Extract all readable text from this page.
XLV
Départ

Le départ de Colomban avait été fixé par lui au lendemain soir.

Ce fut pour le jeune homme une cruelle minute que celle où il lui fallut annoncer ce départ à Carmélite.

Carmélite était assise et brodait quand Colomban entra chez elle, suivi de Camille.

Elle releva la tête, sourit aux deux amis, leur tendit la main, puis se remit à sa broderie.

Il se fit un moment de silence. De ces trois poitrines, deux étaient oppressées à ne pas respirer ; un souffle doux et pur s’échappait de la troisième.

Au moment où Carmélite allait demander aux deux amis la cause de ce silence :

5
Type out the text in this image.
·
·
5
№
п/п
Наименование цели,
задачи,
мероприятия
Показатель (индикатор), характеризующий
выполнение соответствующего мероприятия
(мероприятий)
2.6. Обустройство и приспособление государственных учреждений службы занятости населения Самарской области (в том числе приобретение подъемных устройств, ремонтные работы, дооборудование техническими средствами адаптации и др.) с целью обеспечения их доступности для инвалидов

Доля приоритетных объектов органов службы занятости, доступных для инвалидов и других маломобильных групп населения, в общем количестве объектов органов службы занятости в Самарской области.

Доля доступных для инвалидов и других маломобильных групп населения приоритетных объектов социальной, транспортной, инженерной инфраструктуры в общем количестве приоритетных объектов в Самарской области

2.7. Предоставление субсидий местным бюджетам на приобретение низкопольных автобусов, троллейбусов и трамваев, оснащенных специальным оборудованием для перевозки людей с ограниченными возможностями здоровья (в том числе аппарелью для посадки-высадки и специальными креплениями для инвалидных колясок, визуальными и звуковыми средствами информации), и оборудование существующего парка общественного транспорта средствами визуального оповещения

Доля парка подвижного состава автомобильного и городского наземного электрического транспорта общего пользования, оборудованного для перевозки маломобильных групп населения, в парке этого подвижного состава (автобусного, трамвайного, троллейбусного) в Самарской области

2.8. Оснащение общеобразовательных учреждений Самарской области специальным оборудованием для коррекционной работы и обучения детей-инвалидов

______

| Direction |
Repeat all the entries exactly as given.

| Completed exercise |
Extract all readable text from this page.
XLV
Départ

Le départ de Colomban avait été fixé par lui au lendemain soir.

Ce fut pour le jeune homme une cruelle minute que celle où il lui fallut annoncer ce départ à Carmélite.

Carmélite était assise et brodait quand Colomban entra chez elle, suivi de Camille.

Elle releva la tête, sourit aux deux amis, leur tendit la main, puis se remit à sa broderie.

Il se fit un moment de silence. De ces trois poitrines, deux étaient oppressées à ne pas respirer ; un souffle doux et pur s’échappait de la troisième.

Au moment où Carmélite allait demander aux deux amis la cause de ce silence :

5
Type out the text in this image.
·
·
5
№
п/п
Наименование цели,
задачи,
мероприятия
Показатель (индикатор), характеризующий
выполнение соответствующего мероприятия
(мероприятий)
2.6. Обустройство и приспособление государственных учреждений службы занятости населения Самарской области (в том числе приобретение подъемных устройств, ремонтные работы, дооборудование техническими средствами адаптации и др.) с целью обеспечения их доступности для инвалидов

Доля приоритетных объектов органов службы занятости, доступных для инвалидов и других маломобильных групп населения, в общем количестве объектов органов службы занятости в Самарской области.

Доля доступных для инвалидов и других маломобильных групп населения приоритетных объектов социальной, транспортной, инженерной инфраструктуры в общем количестве приоритетных объектов в Самарской области

2.7. Предоставление субсидий местным бюджетам на приобретение низкопольных автобусов, троллейбусов и трамваев, оснащенных специальным оборудованием для перевозки людей с ограниченными возможностями здоровья (в том числе аппарелью для посадки-высадки и специальными креплениями для инвалидных колясок, визуальными и звуковыми средствами информации), и оборудование существующего парка общественного транспорта средствами визуального оповещения

Доля парка подвижного состава автомобильного и городского наземного электрического транспорта общего пользования, оборудованного для перевозки маломобильных групп населения, в парке этого подвижного состава (автобусного, трамвайного, троллейбусного) в Самарской области

2.8. Оснащение общеобразовательных учреждений Самарской области специальным оборудованием для коррекционной работы и обучения детей-инвалидов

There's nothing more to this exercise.